### Exercise description
Copy every entry word for word. Skip the pictures.
----- Task material -----
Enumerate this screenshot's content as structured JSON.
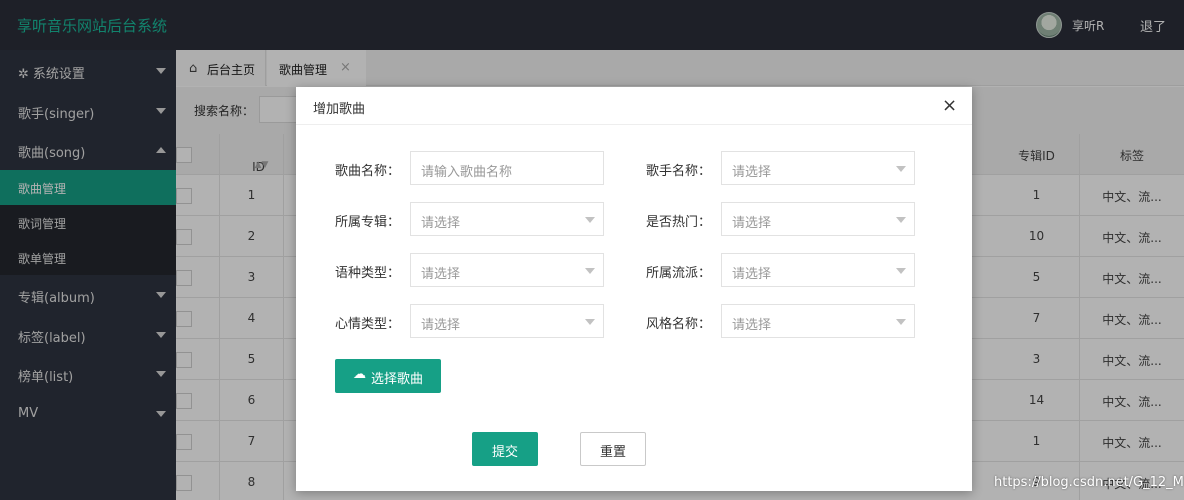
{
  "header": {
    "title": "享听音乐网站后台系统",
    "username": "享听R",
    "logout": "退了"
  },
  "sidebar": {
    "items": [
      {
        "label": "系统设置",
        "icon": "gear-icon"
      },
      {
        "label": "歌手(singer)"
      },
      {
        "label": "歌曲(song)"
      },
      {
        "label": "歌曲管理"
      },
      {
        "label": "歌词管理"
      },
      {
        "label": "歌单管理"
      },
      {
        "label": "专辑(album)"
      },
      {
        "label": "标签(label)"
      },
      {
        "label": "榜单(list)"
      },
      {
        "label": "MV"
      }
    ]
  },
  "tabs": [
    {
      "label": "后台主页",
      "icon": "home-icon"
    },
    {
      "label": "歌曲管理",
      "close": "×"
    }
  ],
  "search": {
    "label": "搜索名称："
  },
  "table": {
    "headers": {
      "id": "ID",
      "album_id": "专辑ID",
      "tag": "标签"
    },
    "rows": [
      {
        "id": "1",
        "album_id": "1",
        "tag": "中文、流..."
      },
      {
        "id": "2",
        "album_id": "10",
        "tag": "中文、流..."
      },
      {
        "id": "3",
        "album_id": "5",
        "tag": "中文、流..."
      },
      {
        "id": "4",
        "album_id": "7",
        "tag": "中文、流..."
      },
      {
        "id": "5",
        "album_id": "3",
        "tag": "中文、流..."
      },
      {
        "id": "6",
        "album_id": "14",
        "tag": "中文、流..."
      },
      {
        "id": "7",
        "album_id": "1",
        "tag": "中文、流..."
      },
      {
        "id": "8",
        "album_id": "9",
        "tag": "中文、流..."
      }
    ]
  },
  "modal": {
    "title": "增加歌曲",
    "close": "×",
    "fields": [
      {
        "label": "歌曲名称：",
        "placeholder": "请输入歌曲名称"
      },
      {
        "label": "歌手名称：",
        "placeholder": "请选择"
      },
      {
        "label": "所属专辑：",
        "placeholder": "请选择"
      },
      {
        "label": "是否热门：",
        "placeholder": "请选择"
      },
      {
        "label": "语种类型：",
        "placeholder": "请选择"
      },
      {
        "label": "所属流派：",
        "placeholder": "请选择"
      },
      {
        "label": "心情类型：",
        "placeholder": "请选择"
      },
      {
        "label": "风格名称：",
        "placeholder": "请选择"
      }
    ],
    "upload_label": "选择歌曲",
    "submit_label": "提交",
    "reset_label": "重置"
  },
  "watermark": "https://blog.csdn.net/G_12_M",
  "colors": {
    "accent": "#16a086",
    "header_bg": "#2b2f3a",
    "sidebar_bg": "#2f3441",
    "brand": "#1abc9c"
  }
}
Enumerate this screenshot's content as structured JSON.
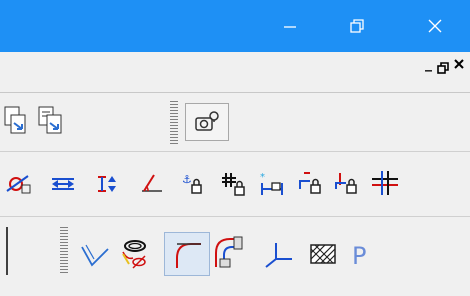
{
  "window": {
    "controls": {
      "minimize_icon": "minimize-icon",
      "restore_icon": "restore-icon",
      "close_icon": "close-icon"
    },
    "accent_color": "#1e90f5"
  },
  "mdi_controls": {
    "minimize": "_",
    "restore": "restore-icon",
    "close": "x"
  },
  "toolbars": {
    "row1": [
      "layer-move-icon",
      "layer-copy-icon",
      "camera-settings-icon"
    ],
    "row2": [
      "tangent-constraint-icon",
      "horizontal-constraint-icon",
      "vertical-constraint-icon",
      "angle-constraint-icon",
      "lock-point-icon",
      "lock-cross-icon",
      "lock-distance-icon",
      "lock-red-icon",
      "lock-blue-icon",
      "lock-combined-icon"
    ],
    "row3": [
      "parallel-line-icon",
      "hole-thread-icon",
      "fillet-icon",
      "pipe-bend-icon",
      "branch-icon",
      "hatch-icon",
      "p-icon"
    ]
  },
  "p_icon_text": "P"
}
-----
### The output
Enumerate this screenshot's content as structured JSON.
{
  "header": {
    "title": "享听音乐网站后台系统",
    "username": "享听R",
    "logout": "退了"
  },
  "sidebar": {
    "items": [
      {
        "label": "系统设置",
        "icon": "gear-icon"
      },
      {
        "label": "歌手(singer)"
      },
      {
        "label": "歌曲(song)"
      },
      {
        "label": "歌曲管理"
      },
      {
        "label": "歌词管理"
      },
      {
        "label": "歌单管理"
      },
      {
        "label": "专辑(album)"
      },
      {
        "label": "标签(label)"
      },
      {
        "label": "榜单(list)"
      },
      {
        "label": "MV"
      }
    ]
  },
  "tabs": [
    {
      "label": "后台主页",
      "icon": "home-icon"
    },
    {
      "label": "歌曲管理",
      "close": "×"
    }
  ],
  "search": {
    "label": "搜索名称："
  },
  "table": {
    "headers": {
      "id": "ID",
      "album_id": "专辑ID",
      "tag": "标签"
    },
    "rows": [
      {
        "id": "1",
        "album_id": "1",
        "tag": "中文、流..."
      },
      {
        "id": "2",
        "album_id": "10",
        "tag": "中文、流..."
      },
      {
        "id": "3",
        "album_id": "5",
        "tag": "中文、流..."
      },
      {
        "id": "4",
        "album_id": "7",
        "tag": "中文、流..."
      },
      {
        "id": "5",
        "album_id": "3",
        "tag": "中文、流..."
      },
      {
        "id": "6",
        "album_id": "14",
        "tag": "中文、流..."
      },
      {
        "id": "7",
        "album_id": "1",
        "tag": "中文、流..."
      },
      {
        "id": "8",
        "album_id": "9",
        "tag": "中文、流..."
      }
    ]
  },
  "modal": {
    "title": "增加歌曲",
    "close": "×",
    "fields": [
      {
        "label": "歌曲名称：",
        "placeholder": "请输入歌曲名称"
      },
      {
        "label": "歌手名称：",
        "placeholder": "请选择"
      },
      {
        "label": "所属专辑：",
        "placeholder": "请选择"
      },
      {
        "label": "是否热门：",
        "placeholder": "请选择"
      },
      {
        "label": "语种类型：",
        "placeholder": "请选择"
      },
      {
        "label": "所属流派：",
        "placeholder": "请选择"
      },
      {
        "label": "心情类型：",
        "placeholder": "请选择"
      },
      {
        "label": "风格名称：",
        "placeholder": "请选择"
      }
    ],
    "upload_label": "选择歌曲",
    "submit_label": "提交",
    "reset_label": "重置"
  },
  "watermark": "https://blog.csdn.net/G_12_M",
  "colors": {
    "accent": "#16a086",
    "header_bg": "#2b2f3a",
    "sidebar_bg": "#2f3441",
    "brand": "#1abc9c"
  }
}
Enumerate this screenshot's content as structured JSON.
{
  "window": {
    "controls": {
      "minimize_icon": "minimize-icon",
      "restore_icon": "restore-icon",
      "close_icon": "close-icon"
    },
    "accent_color": "#1e90f5"
  },
  "mdi_controls": {
    "minimize": "_",
    "restore": "restore-icon",
    "close": "x"
  },
  "toolbars": {
    "row1": [
      "layer-move-icon",
      "layer-copy-icon",
      "camera-settings-icon"
    ],
    "row2": [
      "tangent-constraint-icon",
      "horizontal-constraint-icon",
      "vertical-constraint-icon",
      "angle-constraint-icon",
      "lock-point-icon",
      "lock-cross-icon",
      "lock-distance-icon",
      "lock-red-icon",
      "lock-blue-icon",
      "lock-combined-icon"
    ],
    "row3": [
      "parallel-line-icon",
      "hole-thread-icon",
      "fillet-icon",
      "pipe-bend-icon",
      "branch-icon",
      "hatch-icon",
      "p-icon"
    ]
  },
  "p_icon_text": "P"
}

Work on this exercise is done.